Page content records
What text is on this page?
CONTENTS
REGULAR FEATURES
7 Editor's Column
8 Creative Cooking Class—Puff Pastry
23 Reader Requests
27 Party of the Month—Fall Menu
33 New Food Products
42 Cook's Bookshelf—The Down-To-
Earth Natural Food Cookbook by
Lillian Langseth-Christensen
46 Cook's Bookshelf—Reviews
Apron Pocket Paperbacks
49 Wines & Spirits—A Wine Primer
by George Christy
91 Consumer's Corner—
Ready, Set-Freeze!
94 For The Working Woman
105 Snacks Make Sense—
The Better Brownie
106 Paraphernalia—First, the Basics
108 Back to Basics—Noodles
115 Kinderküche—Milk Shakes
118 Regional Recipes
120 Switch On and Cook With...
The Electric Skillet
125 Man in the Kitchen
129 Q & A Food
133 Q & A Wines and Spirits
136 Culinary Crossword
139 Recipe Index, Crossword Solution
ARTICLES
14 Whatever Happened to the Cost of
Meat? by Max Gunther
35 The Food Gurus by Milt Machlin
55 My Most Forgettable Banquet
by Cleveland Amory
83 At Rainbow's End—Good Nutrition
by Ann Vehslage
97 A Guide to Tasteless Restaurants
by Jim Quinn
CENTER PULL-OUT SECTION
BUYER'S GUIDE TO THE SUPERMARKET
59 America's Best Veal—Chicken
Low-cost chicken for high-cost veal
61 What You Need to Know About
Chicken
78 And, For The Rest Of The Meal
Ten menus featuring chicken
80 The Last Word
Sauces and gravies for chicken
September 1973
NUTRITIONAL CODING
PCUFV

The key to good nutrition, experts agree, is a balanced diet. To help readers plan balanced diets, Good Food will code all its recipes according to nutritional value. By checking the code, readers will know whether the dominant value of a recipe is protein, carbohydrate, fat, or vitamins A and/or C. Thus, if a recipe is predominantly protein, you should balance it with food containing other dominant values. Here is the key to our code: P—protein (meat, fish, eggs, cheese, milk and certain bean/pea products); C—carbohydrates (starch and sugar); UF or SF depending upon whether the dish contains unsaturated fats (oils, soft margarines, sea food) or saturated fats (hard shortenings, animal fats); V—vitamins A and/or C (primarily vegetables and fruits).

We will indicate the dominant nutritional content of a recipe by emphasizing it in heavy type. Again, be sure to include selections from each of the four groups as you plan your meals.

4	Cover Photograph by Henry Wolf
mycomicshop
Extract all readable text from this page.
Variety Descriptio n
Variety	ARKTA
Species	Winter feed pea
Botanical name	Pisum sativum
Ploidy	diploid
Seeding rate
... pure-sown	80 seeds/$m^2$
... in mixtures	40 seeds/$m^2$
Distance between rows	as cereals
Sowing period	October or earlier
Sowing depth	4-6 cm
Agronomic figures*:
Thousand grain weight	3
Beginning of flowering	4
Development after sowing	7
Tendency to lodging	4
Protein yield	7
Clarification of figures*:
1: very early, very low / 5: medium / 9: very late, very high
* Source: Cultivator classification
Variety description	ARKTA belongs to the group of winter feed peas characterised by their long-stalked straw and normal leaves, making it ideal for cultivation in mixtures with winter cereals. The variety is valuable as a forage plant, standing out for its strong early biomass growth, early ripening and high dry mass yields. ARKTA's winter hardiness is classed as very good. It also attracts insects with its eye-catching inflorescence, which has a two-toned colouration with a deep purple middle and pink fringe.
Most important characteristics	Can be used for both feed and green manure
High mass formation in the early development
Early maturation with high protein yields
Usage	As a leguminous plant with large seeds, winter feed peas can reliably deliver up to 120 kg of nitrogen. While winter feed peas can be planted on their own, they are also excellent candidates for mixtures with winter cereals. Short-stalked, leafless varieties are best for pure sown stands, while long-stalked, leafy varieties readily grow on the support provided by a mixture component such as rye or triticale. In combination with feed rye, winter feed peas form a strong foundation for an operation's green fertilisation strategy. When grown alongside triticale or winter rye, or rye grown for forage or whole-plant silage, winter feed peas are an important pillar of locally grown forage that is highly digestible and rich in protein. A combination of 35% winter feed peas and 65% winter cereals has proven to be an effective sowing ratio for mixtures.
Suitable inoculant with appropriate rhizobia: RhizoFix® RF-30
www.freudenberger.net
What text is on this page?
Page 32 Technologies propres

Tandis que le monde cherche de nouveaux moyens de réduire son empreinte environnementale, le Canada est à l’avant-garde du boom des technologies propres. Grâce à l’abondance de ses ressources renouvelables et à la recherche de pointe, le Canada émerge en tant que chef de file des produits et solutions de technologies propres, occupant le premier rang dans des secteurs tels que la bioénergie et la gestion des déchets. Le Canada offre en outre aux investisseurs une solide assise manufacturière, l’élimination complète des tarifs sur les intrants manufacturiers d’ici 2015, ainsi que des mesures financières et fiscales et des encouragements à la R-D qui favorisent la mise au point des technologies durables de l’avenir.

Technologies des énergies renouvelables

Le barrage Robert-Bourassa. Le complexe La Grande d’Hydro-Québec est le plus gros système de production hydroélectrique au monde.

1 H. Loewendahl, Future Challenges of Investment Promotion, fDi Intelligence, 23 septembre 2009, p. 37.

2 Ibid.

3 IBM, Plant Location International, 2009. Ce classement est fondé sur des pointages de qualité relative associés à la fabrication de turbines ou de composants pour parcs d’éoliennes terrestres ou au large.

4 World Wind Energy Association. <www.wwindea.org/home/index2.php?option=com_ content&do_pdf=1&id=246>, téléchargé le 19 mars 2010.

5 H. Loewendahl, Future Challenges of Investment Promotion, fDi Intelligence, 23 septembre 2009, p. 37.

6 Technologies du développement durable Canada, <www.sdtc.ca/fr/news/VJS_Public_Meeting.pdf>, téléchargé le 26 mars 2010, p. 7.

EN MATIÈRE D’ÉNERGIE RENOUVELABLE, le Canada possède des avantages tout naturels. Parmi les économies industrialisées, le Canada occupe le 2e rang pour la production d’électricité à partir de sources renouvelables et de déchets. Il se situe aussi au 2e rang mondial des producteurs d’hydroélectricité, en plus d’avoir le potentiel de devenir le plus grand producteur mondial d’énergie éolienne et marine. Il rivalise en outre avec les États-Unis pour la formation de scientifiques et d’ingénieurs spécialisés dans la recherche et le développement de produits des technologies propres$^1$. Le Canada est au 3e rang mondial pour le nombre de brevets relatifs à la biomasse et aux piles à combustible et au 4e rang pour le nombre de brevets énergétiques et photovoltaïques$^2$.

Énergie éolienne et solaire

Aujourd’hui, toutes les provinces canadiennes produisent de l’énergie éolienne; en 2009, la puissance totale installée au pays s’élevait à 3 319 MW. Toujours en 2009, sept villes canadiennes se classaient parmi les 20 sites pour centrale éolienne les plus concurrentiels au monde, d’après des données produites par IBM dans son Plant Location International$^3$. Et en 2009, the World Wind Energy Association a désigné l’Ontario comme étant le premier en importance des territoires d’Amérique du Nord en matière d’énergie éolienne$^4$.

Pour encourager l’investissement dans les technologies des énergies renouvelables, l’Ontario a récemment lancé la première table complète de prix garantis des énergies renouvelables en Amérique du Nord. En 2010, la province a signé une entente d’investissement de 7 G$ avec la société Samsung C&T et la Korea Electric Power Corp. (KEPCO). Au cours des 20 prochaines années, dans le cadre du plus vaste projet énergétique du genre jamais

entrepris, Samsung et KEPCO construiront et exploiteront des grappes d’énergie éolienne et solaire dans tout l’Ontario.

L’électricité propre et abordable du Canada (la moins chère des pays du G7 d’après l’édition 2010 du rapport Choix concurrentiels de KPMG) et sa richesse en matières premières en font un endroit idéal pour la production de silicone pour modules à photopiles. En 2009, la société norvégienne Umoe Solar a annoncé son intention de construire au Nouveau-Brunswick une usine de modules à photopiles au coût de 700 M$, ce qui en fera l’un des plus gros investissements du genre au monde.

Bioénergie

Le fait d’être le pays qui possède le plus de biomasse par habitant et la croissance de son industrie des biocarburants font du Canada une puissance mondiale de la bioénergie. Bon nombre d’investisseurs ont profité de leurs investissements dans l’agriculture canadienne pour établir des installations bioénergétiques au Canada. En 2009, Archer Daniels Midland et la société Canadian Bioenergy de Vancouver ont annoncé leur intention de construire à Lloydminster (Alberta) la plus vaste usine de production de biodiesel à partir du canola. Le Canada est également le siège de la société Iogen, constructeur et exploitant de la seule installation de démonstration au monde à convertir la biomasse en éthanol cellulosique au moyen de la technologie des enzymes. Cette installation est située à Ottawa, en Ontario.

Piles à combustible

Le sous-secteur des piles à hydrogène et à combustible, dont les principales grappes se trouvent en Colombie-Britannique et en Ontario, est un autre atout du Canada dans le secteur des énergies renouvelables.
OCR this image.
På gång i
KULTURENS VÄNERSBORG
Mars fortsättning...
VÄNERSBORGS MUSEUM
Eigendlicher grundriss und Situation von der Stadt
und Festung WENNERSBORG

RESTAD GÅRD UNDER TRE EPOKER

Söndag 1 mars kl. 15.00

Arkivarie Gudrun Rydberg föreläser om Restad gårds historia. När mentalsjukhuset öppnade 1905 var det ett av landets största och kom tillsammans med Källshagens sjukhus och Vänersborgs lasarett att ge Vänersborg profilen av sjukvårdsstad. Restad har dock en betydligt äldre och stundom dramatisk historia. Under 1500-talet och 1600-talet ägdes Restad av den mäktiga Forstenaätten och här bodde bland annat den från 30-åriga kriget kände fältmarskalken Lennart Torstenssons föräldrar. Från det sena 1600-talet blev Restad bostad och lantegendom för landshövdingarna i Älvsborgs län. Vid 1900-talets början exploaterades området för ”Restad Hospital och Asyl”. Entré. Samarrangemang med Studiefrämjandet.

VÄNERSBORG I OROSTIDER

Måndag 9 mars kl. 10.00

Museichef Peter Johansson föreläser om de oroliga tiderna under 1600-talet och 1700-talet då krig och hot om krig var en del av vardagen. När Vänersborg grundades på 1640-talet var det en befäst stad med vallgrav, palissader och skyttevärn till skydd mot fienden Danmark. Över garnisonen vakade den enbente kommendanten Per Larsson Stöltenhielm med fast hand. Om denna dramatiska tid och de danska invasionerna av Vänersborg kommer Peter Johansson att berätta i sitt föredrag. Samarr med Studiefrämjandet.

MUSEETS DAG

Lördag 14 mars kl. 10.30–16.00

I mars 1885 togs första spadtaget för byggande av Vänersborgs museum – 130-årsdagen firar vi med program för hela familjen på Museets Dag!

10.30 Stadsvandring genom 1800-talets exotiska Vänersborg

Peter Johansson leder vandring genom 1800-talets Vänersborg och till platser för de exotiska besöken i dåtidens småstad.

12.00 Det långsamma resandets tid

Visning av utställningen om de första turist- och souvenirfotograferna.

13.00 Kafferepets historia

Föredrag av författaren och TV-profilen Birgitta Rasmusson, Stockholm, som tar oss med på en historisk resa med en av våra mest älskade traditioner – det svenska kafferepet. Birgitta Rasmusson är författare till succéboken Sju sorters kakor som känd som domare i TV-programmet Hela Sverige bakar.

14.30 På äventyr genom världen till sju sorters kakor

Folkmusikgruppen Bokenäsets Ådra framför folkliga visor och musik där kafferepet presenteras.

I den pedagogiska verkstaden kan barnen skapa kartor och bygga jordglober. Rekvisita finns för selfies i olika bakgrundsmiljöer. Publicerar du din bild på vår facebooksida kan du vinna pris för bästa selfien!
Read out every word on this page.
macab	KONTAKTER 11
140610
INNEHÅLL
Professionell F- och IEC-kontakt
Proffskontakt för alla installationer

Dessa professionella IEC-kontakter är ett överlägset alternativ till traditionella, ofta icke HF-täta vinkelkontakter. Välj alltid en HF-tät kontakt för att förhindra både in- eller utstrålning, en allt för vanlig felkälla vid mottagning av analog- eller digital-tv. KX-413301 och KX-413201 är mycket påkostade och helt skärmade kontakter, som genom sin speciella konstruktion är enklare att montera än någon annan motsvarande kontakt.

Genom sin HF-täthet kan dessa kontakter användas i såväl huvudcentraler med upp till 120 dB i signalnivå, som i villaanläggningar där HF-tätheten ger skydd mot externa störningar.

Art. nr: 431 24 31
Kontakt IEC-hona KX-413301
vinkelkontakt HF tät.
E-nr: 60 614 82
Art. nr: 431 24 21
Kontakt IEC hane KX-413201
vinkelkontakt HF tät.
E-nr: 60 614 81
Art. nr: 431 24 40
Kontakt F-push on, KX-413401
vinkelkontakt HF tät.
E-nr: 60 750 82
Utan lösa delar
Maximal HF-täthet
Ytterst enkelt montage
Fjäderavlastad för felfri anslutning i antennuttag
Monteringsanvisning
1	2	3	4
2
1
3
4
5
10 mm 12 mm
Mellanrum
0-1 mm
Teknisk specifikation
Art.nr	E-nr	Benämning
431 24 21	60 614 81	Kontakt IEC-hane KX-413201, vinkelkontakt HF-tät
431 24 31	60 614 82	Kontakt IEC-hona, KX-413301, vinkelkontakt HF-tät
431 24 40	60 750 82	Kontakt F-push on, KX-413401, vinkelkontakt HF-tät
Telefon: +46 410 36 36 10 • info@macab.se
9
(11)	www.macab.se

Exercise prompt
Look through the entries and return each line that has the word "Intelligence" in it.

Solution below
1 H. Loewendahl, Future Challenges of Investment Promotion, fDi Intelligence, 23 septembre 2009, p. 37.
5 H. Loewendahl, Future Challenges of Investment Promotion, fDi Intelligence, 23 septembre 2009, p. 37.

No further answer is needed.